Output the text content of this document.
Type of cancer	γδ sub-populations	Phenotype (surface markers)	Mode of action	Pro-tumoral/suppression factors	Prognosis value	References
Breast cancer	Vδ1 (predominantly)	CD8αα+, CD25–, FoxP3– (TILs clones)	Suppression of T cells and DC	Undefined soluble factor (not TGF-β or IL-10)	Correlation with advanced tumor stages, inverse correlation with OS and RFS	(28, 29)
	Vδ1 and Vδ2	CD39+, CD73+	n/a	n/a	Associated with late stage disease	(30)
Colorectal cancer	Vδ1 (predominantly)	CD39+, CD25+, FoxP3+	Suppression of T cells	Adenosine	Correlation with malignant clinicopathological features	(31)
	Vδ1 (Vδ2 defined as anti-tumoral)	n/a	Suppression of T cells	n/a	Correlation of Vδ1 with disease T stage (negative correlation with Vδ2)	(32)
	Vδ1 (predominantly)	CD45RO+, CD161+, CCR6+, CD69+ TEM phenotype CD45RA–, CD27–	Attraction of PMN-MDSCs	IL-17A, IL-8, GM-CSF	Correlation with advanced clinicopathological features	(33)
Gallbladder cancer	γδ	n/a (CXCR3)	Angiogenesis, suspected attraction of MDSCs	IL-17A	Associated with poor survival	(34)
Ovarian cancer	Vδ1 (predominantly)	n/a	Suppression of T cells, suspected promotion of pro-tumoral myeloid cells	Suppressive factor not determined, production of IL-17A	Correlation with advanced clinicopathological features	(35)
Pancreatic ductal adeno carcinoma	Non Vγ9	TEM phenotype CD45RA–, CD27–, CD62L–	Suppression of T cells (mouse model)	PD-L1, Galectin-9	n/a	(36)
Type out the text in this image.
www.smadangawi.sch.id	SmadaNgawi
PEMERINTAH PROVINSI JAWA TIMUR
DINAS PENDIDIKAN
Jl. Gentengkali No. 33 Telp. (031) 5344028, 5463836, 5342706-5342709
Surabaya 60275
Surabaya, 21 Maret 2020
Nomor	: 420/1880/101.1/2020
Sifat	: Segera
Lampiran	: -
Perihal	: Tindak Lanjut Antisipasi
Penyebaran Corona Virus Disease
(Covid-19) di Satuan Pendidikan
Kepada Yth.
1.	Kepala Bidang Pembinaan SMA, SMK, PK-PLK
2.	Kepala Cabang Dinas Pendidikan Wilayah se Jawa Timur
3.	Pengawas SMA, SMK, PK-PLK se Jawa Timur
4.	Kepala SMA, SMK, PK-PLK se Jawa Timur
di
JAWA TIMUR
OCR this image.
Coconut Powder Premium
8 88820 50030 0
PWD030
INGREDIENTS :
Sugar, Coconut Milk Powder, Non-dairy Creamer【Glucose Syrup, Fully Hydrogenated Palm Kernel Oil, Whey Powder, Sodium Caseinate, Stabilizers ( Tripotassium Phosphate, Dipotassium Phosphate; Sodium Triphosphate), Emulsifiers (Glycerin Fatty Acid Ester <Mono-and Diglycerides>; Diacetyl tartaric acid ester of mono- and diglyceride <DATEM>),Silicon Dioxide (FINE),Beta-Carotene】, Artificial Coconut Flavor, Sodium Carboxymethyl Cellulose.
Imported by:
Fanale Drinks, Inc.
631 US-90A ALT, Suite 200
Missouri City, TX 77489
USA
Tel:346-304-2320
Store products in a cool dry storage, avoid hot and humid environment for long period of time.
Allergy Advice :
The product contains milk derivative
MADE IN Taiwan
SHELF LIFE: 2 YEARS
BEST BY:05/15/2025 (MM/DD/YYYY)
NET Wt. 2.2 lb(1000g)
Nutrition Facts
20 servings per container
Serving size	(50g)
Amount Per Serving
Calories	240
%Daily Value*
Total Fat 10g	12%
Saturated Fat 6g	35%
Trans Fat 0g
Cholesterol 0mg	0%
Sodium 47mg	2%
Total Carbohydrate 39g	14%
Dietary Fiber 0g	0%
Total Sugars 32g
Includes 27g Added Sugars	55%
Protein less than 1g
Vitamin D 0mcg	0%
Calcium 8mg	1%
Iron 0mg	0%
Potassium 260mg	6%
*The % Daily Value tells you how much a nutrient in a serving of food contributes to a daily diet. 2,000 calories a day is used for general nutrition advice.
:::::
■ **Exercise goal**
Your reply should be one number, the count of lines in the data that include the word "Daily".

■ **Solution for this exercise**
2